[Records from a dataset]
▼

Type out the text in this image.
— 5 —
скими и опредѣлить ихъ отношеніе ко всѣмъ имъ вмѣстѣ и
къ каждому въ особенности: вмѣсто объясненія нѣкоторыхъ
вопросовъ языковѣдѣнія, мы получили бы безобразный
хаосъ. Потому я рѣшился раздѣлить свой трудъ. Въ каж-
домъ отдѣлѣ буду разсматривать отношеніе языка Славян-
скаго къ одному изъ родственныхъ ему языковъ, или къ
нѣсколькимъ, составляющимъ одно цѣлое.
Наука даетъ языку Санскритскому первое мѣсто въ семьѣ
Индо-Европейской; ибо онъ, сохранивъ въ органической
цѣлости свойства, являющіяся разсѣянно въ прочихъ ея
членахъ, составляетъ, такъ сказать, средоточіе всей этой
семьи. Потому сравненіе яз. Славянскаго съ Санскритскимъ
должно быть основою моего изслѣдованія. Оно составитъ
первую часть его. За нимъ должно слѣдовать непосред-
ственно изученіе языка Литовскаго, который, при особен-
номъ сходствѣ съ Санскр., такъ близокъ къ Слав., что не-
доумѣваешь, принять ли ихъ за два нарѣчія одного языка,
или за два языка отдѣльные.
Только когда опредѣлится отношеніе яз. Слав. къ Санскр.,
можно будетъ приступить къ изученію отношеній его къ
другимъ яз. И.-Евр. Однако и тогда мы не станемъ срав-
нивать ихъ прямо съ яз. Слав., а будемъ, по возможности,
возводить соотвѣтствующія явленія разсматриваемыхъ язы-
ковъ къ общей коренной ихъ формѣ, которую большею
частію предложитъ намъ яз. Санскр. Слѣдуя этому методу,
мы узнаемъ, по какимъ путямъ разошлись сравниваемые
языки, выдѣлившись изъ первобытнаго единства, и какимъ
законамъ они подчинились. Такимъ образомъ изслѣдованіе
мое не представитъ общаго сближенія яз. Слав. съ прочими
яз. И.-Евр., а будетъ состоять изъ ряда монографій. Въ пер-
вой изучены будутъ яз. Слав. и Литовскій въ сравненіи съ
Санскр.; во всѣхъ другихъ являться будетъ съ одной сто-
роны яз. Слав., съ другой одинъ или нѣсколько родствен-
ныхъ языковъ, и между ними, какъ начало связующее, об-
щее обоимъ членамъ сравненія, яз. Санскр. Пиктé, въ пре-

▲
▼

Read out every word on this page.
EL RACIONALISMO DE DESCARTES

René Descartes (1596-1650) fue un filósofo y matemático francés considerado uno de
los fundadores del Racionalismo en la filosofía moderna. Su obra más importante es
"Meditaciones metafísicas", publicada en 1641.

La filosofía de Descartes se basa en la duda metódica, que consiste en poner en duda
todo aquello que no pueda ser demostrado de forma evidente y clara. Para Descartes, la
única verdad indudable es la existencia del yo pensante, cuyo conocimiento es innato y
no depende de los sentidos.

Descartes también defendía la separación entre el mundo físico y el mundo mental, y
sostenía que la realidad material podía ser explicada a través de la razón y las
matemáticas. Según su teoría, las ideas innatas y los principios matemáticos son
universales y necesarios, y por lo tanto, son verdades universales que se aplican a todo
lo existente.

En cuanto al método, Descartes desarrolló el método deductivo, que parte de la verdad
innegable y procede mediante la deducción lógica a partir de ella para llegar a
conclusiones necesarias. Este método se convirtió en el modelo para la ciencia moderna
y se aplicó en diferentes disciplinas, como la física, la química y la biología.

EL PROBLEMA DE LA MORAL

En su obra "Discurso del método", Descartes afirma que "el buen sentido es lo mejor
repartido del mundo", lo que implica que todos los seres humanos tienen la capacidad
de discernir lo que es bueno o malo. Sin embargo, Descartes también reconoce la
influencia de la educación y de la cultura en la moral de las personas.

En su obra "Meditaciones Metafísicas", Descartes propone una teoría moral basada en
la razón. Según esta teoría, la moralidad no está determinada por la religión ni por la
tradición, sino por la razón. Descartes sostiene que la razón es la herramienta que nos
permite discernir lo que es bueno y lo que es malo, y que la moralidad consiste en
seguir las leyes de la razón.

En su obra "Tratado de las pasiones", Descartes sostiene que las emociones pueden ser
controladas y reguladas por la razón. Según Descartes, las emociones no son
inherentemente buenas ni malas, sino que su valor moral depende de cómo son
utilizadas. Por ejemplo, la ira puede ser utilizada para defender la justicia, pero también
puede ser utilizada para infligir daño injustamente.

▲
▼

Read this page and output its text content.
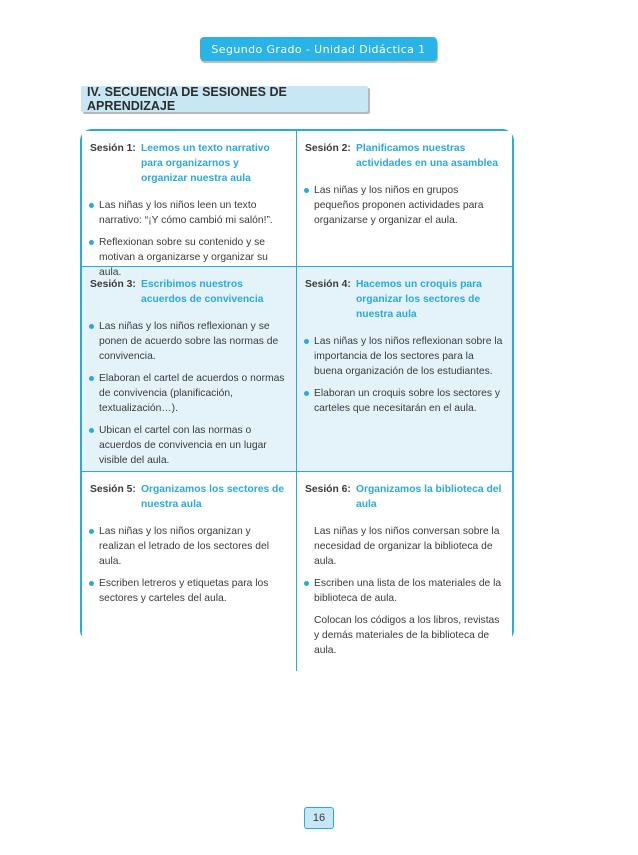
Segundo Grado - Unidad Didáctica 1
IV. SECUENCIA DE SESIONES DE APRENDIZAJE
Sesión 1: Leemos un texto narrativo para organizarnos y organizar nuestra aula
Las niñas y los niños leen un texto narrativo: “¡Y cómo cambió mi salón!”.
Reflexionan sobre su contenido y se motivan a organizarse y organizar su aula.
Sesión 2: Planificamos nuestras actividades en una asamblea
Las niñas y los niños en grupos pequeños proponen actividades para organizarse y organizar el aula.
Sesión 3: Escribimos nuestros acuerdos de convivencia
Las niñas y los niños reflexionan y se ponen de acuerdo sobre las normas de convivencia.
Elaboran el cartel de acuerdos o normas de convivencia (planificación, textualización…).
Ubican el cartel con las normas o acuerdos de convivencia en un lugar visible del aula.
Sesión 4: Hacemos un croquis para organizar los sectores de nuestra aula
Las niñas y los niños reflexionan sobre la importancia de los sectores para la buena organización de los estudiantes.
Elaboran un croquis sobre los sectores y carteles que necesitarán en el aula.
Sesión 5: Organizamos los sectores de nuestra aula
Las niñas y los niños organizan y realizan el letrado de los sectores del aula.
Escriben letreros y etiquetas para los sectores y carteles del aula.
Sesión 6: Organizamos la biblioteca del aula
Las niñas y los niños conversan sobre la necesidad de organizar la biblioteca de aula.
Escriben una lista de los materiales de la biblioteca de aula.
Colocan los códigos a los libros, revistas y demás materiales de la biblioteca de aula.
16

▲

How many of these lines contain "Потому"? Write only the number.

2